[BEGIN Data rows]

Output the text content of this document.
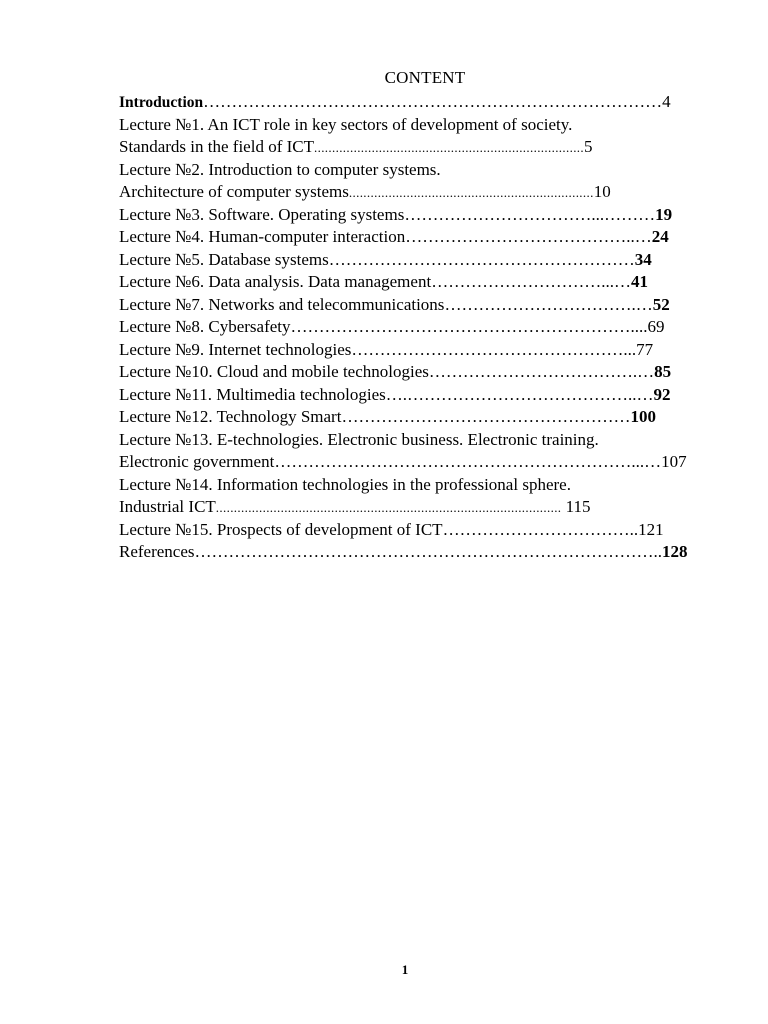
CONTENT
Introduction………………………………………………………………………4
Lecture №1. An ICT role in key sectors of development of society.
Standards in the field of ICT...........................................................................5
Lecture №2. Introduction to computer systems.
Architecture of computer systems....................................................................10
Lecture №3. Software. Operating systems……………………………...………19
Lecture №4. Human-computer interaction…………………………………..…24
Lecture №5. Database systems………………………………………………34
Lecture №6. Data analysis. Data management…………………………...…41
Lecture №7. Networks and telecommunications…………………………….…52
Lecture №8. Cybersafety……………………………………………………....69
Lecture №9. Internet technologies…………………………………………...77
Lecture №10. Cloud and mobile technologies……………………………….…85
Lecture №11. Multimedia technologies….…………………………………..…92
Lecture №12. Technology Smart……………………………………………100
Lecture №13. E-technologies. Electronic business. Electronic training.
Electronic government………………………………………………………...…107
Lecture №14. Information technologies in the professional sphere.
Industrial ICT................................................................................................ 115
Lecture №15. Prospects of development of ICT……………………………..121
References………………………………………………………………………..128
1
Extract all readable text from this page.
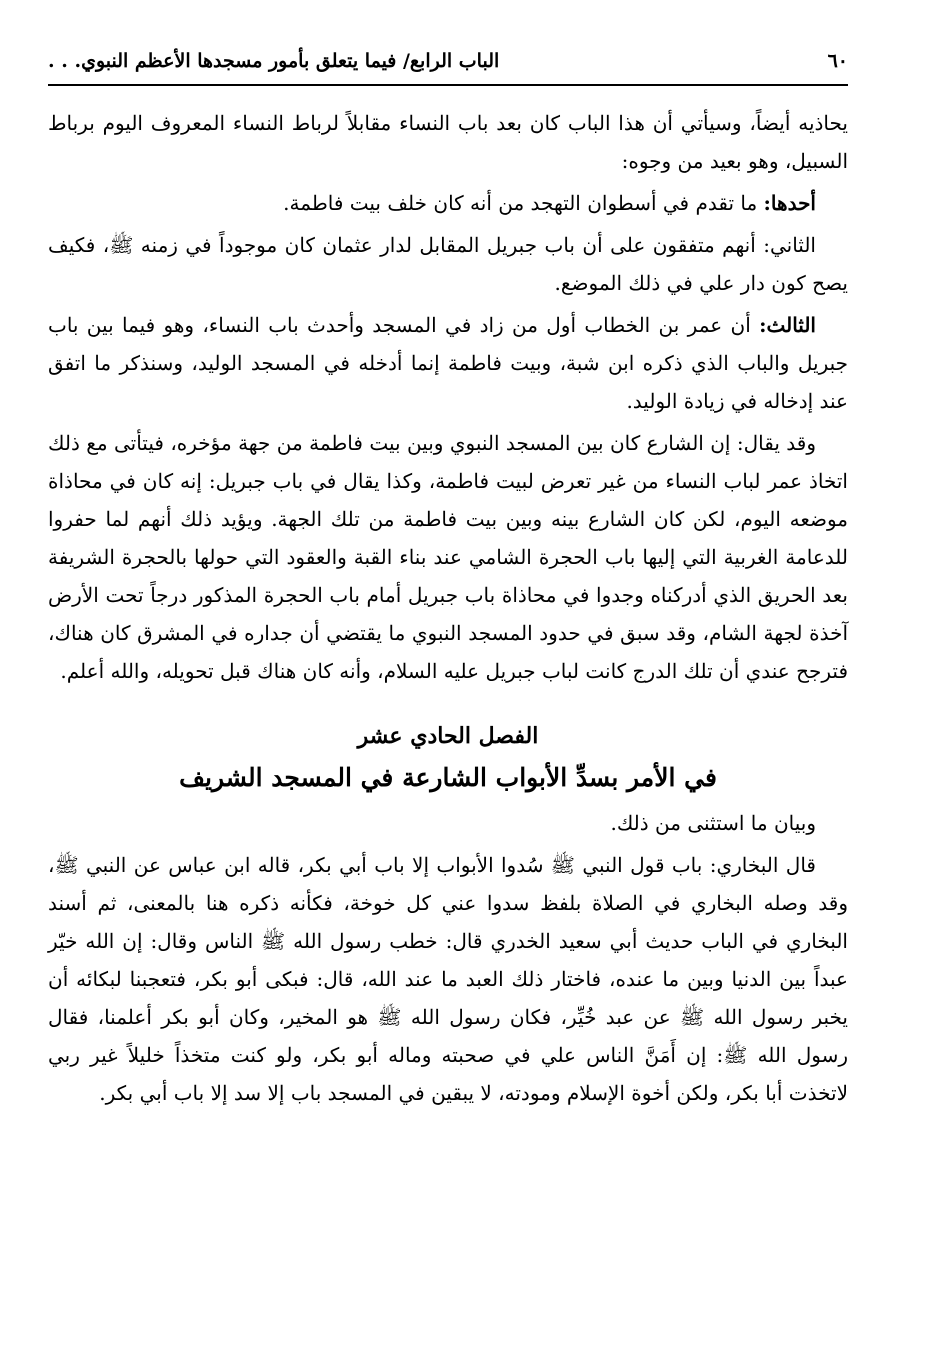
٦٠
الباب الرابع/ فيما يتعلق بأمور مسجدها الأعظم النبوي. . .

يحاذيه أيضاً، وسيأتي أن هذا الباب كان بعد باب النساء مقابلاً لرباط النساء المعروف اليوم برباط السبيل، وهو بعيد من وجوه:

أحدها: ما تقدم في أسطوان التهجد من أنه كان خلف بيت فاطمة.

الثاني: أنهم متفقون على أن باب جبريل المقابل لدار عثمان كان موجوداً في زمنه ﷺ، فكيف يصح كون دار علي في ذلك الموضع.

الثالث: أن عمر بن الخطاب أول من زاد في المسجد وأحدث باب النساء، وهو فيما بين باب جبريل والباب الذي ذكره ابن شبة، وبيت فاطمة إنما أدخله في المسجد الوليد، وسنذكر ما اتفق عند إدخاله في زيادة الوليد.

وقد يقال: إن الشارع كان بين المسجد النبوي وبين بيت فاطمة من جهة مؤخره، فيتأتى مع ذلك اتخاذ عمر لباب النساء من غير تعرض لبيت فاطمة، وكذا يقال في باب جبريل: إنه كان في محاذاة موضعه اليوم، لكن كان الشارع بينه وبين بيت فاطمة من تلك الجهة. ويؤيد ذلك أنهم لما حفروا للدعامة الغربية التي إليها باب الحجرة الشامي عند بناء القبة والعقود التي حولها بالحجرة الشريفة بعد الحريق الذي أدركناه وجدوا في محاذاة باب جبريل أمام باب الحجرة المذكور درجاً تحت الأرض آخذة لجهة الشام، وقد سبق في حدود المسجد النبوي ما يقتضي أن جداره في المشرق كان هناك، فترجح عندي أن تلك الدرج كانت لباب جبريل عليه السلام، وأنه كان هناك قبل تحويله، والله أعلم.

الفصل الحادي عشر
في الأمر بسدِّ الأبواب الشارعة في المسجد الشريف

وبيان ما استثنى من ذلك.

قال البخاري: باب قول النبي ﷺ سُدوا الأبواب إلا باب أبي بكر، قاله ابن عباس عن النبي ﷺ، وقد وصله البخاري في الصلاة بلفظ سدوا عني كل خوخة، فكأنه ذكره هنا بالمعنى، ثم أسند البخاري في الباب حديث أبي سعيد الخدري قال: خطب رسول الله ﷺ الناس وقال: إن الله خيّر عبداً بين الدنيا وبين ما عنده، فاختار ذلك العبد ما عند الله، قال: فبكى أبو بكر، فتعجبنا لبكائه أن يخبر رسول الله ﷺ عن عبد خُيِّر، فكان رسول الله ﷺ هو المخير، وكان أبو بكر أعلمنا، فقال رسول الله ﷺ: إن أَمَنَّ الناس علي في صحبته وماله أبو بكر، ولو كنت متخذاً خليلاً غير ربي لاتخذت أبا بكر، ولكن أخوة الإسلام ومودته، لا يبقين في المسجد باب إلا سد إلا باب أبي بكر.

[END Data rows]
[BEGIN Data rows]

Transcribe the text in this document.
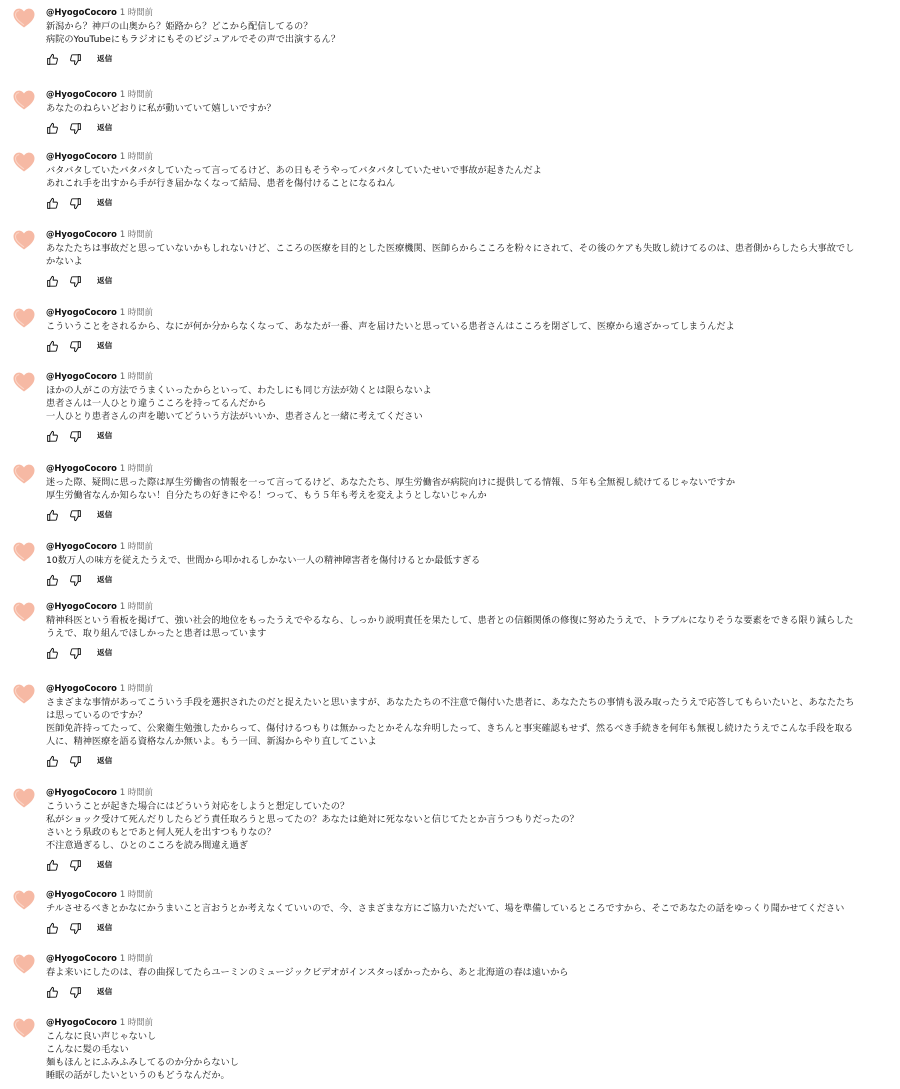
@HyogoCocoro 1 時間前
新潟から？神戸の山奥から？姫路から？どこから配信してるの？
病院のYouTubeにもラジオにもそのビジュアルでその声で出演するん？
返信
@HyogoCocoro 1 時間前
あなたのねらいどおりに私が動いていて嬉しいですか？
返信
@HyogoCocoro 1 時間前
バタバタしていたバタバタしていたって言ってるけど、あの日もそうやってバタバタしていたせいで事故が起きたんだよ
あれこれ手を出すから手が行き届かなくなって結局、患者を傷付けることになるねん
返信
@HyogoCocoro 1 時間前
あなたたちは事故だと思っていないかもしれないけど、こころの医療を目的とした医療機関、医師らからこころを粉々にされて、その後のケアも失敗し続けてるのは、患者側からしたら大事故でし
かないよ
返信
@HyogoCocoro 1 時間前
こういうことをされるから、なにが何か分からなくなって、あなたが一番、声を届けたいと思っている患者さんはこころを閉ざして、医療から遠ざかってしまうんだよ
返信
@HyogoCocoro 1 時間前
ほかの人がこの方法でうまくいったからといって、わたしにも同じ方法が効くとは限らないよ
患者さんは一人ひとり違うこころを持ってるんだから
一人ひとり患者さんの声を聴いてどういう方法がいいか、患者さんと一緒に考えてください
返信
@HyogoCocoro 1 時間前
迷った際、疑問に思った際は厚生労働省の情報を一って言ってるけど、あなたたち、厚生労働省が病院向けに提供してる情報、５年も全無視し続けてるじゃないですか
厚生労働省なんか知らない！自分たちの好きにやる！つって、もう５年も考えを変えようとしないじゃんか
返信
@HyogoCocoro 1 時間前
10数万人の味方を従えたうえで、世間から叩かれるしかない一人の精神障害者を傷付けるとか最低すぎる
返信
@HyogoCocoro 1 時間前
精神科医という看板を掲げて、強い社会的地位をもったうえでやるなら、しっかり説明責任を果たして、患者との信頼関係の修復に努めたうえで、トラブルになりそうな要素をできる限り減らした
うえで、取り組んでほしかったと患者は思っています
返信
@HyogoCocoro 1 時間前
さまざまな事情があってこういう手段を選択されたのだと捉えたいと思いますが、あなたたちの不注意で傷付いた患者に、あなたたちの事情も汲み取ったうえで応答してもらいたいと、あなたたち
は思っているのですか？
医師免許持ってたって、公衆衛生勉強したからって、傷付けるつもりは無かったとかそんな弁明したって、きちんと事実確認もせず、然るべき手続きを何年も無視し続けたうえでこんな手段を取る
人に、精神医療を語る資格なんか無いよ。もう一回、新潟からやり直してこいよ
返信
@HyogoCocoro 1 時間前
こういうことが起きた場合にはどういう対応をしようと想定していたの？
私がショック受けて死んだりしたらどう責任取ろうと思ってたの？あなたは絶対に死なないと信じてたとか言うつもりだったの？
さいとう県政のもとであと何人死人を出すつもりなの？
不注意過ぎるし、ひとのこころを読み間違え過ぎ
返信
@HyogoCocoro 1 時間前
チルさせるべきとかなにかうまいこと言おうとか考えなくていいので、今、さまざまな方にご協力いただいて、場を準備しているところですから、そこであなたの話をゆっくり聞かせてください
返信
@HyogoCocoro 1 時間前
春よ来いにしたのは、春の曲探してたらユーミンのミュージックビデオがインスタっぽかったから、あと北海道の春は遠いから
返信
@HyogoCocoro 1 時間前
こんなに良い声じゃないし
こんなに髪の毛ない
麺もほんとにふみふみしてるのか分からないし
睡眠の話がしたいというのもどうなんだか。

[END Data rows]

■ **Exercise description**: Report how many lines in the records hold the word "technologies", giving the number and nothing else.

■ **Written solution**: 5